-- Start of RECORDS FOR THIS EXERCISE --

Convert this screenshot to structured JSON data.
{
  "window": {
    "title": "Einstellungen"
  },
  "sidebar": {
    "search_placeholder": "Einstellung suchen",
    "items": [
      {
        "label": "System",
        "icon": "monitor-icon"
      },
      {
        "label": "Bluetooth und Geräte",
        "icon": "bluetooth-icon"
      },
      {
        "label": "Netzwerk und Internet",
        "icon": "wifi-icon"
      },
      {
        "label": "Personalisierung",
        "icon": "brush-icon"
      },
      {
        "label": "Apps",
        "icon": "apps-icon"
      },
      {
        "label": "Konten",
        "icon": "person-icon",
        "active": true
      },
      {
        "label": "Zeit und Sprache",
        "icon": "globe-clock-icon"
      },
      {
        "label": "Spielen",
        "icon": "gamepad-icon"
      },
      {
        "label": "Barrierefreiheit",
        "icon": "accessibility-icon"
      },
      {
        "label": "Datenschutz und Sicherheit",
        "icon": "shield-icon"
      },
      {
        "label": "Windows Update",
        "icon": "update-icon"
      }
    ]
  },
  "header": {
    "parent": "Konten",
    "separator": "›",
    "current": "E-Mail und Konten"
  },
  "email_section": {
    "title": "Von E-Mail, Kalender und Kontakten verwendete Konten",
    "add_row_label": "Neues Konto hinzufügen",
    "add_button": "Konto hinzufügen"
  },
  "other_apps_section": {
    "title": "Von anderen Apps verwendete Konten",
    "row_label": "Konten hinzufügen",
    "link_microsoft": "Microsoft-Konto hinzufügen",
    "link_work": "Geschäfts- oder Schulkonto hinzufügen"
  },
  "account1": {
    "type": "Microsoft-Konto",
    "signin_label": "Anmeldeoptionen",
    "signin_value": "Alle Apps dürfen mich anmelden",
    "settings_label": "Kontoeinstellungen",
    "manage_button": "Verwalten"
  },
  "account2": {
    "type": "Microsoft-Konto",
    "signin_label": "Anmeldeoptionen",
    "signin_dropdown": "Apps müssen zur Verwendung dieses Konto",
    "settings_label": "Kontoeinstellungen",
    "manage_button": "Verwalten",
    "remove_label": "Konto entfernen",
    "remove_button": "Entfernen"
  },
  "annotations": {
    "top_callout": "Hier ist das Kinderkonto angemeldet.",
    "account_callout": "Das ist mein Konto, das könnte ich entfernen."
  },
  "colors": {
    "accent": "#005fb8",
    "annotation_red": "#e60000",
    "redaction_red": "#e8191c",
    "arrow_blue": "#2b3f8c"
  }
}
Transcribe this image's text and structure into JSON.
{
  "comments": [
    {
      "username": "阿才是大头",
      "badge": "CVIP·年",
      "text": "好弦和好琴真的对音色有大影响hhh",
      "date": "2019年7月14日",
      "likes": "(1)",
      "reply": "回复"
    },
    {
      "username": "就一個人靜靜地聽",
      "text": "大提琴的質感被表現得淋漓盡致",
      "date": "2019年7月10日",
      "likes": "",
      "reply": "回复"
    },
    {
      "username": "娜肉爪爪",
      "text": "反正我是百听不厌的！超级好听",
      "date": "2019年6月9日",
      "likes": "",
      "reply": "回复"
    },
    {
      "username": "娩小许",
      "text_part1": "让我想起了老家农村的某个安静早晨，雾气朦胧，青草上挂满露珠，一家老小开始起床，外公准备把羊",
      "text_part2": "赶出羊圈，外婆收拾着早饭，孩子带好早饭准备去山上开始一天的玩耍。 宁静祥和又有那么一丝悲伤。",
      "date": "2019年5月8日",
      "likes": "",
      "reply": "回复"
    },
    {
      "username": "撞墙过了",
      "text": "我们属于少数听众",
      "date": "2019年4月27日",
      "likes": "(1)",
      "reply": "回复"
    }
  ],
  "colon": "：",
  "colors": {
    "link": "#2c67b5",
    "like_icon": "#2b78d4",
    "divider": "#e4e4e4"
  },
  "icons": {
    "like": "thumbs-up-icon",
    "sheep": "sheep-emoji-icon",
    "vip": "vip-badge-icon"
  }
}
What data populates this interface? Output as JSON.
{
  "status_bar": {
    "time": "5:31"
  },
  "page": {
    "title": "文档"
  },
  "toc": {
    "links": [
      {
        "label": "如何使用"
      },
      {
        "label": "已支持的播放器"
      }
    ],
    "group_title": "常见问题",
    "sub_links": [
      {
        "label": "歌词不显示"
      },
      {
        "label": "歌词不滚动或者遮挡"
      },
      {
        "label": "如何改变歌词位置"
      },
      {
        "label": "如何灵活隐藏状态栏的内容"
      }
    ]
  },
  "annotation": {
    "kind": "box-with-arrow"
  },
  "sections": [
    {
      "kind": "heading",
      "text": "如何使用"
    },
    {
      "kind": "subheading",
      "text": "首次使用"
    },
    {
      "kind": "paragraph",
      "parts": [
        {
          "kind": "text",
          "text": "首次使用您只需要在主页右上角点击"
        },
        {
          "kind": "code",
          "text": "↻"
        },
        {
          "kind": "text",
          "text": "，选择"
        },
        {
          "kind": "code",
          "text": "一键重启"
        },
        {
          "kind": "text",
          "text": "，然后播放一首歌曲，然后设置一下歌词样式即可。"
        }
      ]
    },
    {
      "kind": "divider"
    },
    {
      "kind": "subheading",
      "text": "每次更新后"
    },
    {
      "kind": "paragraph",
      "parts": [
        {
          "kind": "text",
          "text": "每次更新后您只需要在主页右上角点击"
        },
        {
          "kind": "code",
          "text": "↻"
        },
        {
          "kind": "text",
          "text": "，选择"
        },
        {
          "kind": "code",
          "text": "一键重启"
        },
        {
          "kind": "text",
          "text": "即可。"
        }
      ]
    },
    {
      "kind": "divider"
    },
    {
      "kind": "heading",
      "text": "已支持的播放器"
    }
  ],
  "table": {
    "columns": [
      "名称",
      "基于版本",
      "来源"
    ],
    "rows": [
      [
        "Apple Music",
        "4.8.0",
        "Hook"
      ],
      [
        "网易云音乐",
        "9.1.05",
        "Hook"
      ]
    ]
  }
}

-- End of RECORDS FOR THIS EXERCISE --

WHAT THE TASK REQUIRES.
Return each line of the records above exactly as it reads.

OUTPUT FOR THIS EXERCISE.
Convert this screenshot to structured JSON data.
{
  "window": {
    "title": "Einstellungen"
  },
  "sidebar": {
    "search_placeholder": "Einstellung suchen",
    "items": [
      {
        "label": "System",
        "icon": "monitor-icon"
      },
      {
        "label": "Bluetooth und Geräte",
        "icon": "bluetooth-icon"
      },
      {
        "label": "Netzwerk und Internet",
        "icon": "wifi-icon"
      },
      {
        "label": "Personalisierung",
        "icon": "brush-icon"
      },
      {
        "label": "Apps",
        "icon": "apps-icon"
      },
      {
        "label": "Konten",
        "icon": "person-icon",
        "active": true
      },
      {
        "label": "Zeit und Sprache",
        "icon": "globe-clock-icon"
      },
      {
        "label": "Spielen",
        "icon": "gamepad-icon"
      },
      {
        "label": "Barrierefreiheit",
        "icon": "accessibility-icon"
      },
      {
        "label": "Datenschutz und Sicherheit",
        "icon": "shield-icon"
      },
      {
        "label": "Windows Update",
        "icon": "update-icon"
      }
    ]
  },
  "header": {
    "parent": "Konten",
    "separator": "›",
    "current": "E-Mail und Konten"
  },
  "email_section": {
    "title": "Von E-Mail, Kalender und Kontakten verwendete Konten",
    "add_row_label": "Neues Konto hinzufügen",
    "add_button": "Konto hinzufügen"
  },
  "other_apps_section": {
    "title": "Von anderen Apps verwendete Konten",
    "row_label": "Konten hinzufügen",
    "link_microsoft": "Microsoft-Konto hinzufügen",
    "link_work": "Geschäfts- oder Schulkonto hinzufügen"
  },
  "account1": {
    "type": "Microsoft-Konto",
    "signin_label": "Anmeldeoptionen",
    "signin_value": "Alle Apps dürfen mich anmelden",
    "settings_label": "Kontoeinstellungen",
    "manage_button": "Verwalten"
  },
  "account2": {
    "type": "Microsoft-Konto",
    "signin_label": "Anmeldeoptionen",
    "signin_dropdown": "Apps müssen zur Verwendung dieses Konto",
    "settings_label": "Kontoeinstellungen",
    "manage_button": "Verwalten",
    "remove_label": "Konto entfernen",
    "remove_button": "Entfernen"
  },
  "annotations": {
    "top_callout": "Hier ist das Kinderkonto angemeldet.",
    "account_callout": "Das ist mein Konto, das könnte ich entfernen."
  },
  "colors": {
    "accent": "#005fb8",
    "annotation_red": "#e60000",
    "redaction_red": "#e8191c",
    "arrow_blue": "#2b3f8c"
  }
}
Transcribe this image's text and structure into JSON.
{
  "comments": [
    {
      "username": "阿才是大头",
      "badge": "CVIP·年",
      "text": "好弦和好琴真的对音色有大影响hhh",
      "date": "2019年7月14日",
      "likes": "(1)",
      "reply": "回复"
    },
    {
      "username": "就一個人靜靜地聽",
      "text": "大提琴的質感被表現得淋漓盡致",
      "date": "2019年7月10日",
      "likes": "",
      "reply": "回复"
    },
    {
      "username": "娜肉爪爪",
      "text": "反正我是百听不厌的！超级好听",
      "date": "2019年6月9日",
      "likes": "",
      "reply": "回复"
    },
    {
      "username": "娩小许",
      "text_part1": "让我想起了老家农村的某个安静早晨，雾气朦胧，青草上挂满露珠，一家老小开始起床，外公准备把羊",
      "text_part2": "赶出羊圈，外婆收拾着早饭，孩子带好早饭准备去山上开始一天的玩耍。 宁静祥和又有那么一丝悲伤。",
      "date": "2019年5月8日",
      "likes": "",
      "reply": "回复"
    },
    {
      "username": "撞墙过了",
      "text": "我们属于少数听众",
      "date": "2019年4月27日",
      "likes": "(1)",
      "reply": "回复"
    }
  ],
  "colon": "：",
  "colors": {
    "link": "#2c67b5",
    "like_icon": "#2b78d4",
    "divider": "#e4e4e4"
  },
  "icons": {
    "like": "thumbs-up-icon",
    "sheep": "sheep-emoji-icon",
    "vip": "vip-badge-icon"
  }
}
What data populates this interface? Output as JSON.
{
  "status_bar": {
    "time": "5:31"
  },
  "page": {
    "title": "文档"
  },
  "toc": {
    "links": [
      {
        "label": "如何使用"
      },
      {
        "label": "已支持的播放器"
      }
    ],
    "group_title": "常见问题",
    "sub_links": [
      {
        "label": "歌词不显示"
      },
      {
        "label": "歌词不滚动或者遮挡"
      },
      {
        "label": "如何改变歌词位置"
      },
      {
        "label": "如何灵活隐藏状态栏的内容"
      }
    ]
  },
  "annotation": {
    "kind": "box-with-arrow"
  },
  "sections": [
    {
      "kind": "heading",
      "text": "如何使用"
    },
    {
      "kind": "subheading",
      "text": "首次使用"
    },
    {
      "kind": "paragraph",
      "parts": [
        {
          "kind": "text",
          "text": "首次使用您只需要在主页右上角点击"
        },
        {
          "kind": "code",
          "text": "↻"
        },
        {
          "kind": "text",
          "text": "，选择"
        },
        {
          "kind": "code",
          "text": "一键重启"
        },
        {
          "kind": "text",
          "text": "，然后播放一首歌曲，然后设置一下歌词样式即可。"
        }
      ]
    },
    {
      "kind": "divider"
    },
    {
      "kind": "subheading",
      "text": "每次更新后"
    },
    {
      "kind": "paragraph",
      "parts": [
        {
          "kind": "text",
          "text": "每次更新后您只需要在主页右上角点击"
        },
        {
          "kind": "code",
          "text": "↻"
        },
        {
          "kind": "text",
          "text": "，选择"
        },
        {
          "kind": "code",
          "text": "一键重启"
        },
        {
          "kind": "text",
          "text": "即可。"
        }
      ]
    },
    {
      "kind": "divider"
    },
    {
      "kind": "heading",
      "text": "已支持的播放器"
    }
  ],
  "table": {
    "columns": [
      "名称",
      "基于版本",
      "来源"
    ],
    "rows": [
      [
        "Apple Music",
        "4.8.0",
        "Hook"
      ],
      [
        "网易云音乐",
        "9.1.05",
        "Hook"
      ]
    ]
  }
}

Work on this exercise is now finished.